Stored records

---+---

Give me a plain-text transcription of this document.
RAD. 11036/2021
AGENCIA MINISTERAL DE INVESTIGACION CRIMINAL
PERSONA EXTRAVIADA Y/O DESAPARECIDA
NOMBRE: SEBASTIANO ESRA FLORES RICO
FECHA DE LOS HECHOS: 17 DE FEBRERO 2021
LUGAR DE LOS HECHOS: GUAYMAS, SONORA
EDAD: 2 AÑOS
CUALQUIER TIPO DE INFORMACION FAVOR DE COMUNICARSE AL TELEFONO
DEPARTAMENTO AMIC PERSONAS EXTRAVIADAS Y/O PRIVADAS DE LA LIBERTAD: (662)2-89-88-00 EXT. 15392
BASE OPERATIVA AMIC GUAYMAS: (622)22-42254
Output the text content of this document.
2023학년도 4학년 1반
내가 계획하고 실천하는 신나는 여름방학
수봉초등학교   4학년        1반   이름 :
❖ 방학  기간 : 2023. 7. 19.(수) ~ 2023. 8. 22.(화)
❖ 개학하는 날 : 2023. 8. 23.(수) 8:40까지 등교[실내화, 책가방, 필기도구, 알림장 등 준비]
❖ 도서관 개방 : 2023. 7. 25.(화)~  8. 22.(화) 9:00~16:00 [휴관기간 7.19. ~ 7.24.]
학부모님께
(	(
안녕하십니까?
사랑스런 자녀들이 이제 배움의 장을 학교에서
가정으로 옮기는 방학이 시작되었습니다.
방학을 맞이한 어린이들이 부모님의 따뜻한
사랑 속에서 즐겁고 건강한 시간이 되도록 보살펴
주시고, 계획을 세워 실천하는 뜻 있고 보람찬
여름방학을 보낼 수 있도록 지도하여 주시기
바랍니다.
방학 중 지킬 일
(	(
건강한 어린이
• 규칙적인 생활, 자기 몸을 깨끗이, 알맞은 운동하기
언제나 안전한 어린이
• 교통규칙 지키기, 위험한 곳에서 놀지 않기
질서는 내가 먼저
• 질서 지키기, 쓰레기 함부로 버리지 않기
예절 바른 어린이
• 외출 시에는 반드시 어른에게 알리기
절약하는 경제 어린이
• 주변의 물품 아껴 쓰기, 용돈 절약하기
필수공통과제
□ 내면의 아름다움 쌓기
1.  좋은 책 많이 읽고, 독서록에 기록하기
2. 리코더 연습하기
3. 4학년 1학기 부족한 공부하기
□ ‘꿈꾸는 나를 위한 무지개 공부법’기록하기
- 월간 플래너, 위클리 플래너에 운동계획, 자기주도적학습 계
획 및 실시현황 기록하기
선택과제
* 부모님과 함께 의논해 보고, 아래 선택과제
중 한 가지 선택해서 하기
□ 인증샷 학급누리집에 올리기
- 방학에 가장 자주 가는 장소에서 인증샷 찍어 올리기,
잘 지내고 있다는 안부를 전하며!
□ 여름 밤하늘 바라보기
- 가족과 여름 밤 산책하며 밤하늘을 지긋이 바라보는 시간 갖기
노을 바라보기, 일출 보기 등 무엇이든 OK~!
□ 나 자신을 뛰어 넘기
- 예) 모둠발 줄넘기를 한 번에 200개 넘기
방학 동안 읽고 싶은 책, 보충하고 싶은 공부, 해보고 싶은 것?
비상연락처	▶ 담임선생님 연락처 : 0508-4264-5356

---+---

▶ EXERCISE PROMPT:
Copy out the material word for word and line for line.

▶ ANSWER IN FULL:
Give me a plain-text transcription of this document.
RAD. 11036/2021
AGENCIA MINISTERAL DE INVESTIGACION CRIMINAL
PERSONA EXTRAVIADA Y/O DESAPARECIDA
NOMBRE: SEBASTIANO ESRA FLORES RICO
FECHA DE LOS HECHOS: 17 DE FEBRERO 2021
LUGAR DE LOS HECHOS: GUAYMAS, SONORA
EDAD: 2 AÑOS
CUALQUIER TIPO DE INFORMACION FAVOR DE COMUNICARSE AL TELEFONO
DEPARTAMENTO AMIC PERSONAS EXTRAVIADAS Y/O PRIVADAS DE LA LIBERTAD: (662)2-89-88-00 EXT. 15392
BASE OPERATIVA AMIC GUAYMAS: (622)22-42254
Output the text content of this document.
2023학년도 4학년 1반
내가 계획하고 실천하는 신나는 여름방학
수봉초등학교   4학년        1반   이름 :
❖ 방학  기간 : 2023. 7. 19.(수) ~ 2023. 8. 22.(화)
❖ 개학하는 날 : 2023. 8. 23.(수) 8:40까지 등교[실내화, 책가방, 필기도구, 알림장 등 준비]
❖ 도서관 개방 : 2023. 7. 25.(화)~  8. 22.(화) 9:00~16:00 [휴관기간 7.19. ~ 7.24.]
학부모님께
(	(
안녕하십니까?
사랑스런 자녀들이 이제 배움의 장을 학교에서
가정으로 옮기는 방학이 시작되었습니다.
방학을 맞이한 어린이들이 부모님의 따뜻한
사랑 속에서 즐겁고 건강한 시간이 되도록 보살펴
주시고, 계획을 세워 실천하는 뜻 있고 보람찬
여름방학을 보낼 수 있도록 지도하여 주시기
바랍니다.
방학 중 지킬 일
(	(
건강한 어린이
• 규칙적인 생활, 자기 몸을 깨끗이, 알맞은 운동하기
언제나 안전한 어린이
• 교통규칙 지키기, 위험한 곳에서 놀지 않기
질서는 내가 먼저
• 질서 지키기, 쓰레기 함부로 버리지 않기
예절 바른 어린이
• 외출 시에는 반드시 어른에게 알리기
절약하는 경제 어린이
• 주변의 물품 아껴 쓰기, 용돈 절약하기
필수공통과제
□ 내면의 아름다움 쌓기
1.  좋은 책 많이 읽고, 독서록에 기록하기
2. 리코더 연습하기
3. 4학년 1학기 부족한 공부하기
□ ‘꿈꾸는 나를 위한 무지개 공부법’기록하기
- 월간 플래너, 위클리 플래너에 운동계획, 자기주도적학습 계
획 및 실시현황 기록하기
선택과제
* 부모님과 함께 의논해 보고, 아래 선택과제
중 한 가지 선택해서 하기
□ 인증샷 학급누리집에 올리기
- 방학에 가장 자주 가는 장소에서 인증샷 찍어 올리기,
잘 지내고 있다는 안부를 전하며!
□ 여름 밤하늘 바라보기
- 가족과 여름 밤 산책하며 밤하늘을 지긋이 바라보는 시간 갖기
노을 바라보기, 일출 보기 등 무엇이든 OK~!
□ 나 자신을 뛰어 넘기
- 예) 모둠발 줄넘기를 한 번에 200개 넘기
방학 동안 읽고 싶은 책, 보충하고 싶은 공부, 해보고 싶은 것?
비상연락처	▶ 담임선생님 연락처 : 0508-4264-5356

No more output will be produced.